/---

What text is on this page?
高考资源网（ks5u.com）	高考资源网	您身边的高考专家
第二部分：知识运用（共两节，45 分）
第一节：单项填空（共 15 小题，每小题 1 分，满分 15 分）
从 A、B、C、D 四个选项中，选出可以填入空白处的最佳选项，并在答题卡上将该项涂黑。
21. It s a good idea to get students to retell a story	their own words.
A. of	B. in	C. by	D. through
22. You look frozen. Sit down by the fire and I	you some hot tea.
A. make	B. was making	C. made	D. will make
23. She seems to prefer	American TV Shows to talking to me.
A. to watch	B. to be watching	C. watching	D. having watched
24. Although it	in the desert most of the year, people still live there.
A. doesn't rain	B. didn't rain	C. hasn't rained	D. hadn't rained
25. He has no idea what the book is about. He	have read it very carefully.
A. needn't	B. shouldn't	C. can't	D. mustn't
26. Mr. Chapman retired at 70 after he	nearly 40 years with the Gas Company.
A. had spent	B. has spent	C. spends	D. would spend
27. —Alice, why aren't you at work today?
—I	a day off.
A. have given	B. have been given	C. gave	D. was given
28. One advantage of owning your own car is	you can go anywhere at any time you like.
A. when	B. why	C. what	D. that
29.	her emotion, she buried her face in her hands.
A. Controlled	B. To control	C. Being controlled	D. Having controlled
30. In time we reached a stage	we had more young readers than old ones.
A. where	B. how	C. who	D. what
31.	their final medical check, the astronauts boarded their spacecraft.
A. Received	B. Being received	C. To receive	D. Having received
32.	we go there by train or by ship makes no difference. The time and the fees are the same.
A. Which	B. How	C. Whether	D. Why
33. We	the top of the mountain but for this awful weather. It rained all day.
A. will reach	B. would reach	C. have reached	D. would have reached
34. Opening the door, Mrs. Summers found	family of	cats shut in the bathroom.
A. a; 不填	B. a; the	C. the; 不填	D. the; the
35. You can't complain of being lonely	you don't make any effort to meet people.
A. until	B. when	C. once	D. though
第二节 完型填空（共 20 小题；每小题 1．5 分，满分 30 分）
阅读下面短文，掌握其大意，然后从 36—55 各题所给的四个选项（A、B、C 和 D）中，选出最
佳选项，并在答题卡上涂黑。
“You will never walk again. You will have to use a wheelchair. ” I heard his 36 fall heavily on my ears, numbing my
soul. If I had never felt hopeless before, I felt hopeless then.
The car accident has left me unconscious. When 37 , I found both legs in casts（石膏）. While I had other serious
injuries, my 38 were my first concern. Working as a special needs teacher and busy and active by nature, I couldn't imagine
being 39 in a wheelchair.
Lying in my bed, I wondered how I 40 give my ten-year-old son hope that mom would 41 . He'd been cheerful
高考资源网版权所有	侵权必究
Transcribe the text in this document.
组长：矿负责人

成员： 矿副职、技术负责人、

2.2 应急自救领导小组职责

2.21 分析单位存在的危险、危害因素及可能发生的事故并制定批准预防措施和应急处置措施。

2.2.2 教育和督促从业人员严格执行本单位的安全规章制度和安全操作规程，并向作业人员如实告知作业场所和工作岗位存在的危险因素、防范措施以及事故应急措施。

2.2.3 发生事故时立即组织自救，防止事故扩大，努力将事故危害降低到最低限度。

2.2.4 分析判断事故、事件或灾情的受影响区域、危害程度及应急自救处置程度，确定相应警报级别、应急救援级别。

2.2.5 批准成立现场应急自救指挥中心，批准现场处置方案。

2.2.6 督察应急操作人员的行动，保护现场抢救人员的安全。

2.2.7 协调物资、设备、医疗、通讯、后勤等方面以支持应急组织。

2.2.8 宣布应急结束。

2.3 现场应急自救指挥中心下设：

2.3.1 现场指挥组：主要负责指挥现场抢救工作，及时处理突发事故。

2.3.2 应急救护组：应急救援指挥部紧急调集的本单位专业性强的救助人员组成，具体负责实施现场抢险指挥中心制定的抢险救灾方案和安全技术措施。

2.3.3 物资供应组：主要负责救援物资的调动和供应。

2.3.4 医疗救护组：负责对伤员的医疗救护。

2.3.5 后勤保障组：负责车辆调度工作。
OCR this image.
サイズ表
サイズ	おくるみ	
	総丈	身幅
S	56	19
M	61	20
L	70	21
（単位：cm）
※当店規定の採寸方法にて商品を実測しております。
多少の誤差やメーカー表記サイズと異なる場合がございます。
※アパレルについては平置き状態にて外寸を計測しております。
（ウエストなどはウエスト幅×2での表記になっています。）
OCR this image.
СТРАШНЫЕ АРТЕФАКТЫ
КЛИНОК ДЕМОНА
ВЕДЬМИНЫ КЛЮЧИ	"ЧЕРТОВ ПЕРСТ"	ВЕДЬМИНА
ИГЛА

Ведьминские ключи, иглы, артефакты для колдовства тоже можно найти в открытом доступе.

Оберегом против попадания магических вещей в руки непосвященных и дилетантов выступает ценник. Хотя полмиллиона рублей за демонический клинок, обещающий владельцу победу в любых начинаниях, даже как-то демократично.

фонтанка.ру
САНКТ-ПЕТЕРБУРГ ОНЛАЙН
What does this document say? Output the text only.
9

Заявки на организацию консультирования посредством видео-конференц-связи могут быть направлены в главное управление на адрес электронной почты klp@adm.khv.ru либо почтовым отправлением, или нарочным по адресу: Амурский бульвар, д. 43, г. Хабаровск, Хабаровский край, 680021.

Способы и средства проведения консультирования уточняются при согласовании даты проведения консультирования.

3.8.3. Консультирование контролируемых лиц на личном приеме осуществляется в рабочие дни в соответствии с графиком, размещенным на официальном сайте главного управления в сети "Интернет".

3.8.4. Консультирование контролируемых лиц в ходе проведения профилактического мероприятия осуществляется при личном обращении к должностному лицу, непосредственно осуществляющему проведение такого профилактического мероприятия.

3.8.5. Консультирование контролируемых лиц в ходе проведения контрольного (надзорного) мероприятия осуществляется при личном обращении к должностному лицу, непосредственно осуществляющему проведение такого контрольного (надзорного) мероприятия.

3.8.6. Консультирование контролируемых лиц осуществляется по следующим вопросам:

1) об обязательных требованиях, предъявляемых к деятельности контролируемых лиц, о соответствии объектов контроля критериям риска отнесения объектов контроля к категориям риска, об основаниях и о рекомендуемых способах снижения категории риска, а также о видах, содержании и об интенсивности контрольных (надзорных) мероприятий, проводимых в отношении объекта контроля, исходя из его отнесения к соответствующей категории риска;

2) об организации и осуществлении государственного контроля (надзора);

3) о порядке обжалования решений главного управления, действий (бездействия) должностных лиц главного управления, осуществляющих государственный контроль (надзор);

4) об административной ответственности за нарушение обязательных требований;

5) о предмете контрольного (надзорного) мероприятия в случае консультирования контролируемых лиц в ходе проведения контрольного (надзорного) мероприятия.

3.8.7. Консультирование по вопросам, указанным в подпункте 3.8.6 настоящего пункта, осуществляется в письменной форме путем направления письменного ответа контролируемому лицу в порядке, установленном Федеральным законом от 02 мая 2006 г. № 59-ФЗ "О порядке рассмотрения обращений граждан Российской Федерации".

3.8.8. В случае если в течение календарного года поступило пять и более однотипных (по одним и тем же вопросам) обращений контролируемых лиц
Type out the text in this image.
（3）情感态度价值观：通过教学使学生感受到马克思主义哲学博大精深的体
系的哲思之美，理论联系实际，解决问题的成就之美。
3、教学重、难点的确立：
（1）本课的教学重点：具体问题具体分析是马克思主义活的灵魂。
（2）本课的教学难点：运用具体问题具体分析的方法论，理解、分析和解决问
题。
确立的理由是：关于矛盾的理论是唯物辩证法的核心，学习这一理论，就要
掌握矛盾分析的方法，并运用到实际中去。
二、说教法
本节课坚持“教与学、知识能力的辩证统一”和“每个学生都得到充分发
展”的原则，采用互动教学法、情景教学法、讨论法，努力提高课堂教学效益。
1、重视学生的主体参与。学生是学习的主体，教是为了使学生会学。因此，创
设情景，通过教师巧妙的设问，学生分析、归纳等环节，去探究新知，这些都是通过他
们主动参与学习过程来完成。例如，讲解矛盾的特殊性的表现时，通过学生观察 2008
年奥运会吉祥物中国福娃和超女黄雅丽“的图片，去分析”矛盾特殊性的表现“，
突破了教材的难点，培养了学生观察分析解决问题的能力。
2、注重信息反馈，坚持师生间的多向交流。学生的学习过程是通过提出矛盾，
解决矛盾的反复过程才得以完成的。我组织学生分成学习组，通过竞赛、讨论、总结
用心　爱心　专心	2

\---

From the material, report only how many lines include the word "this".

7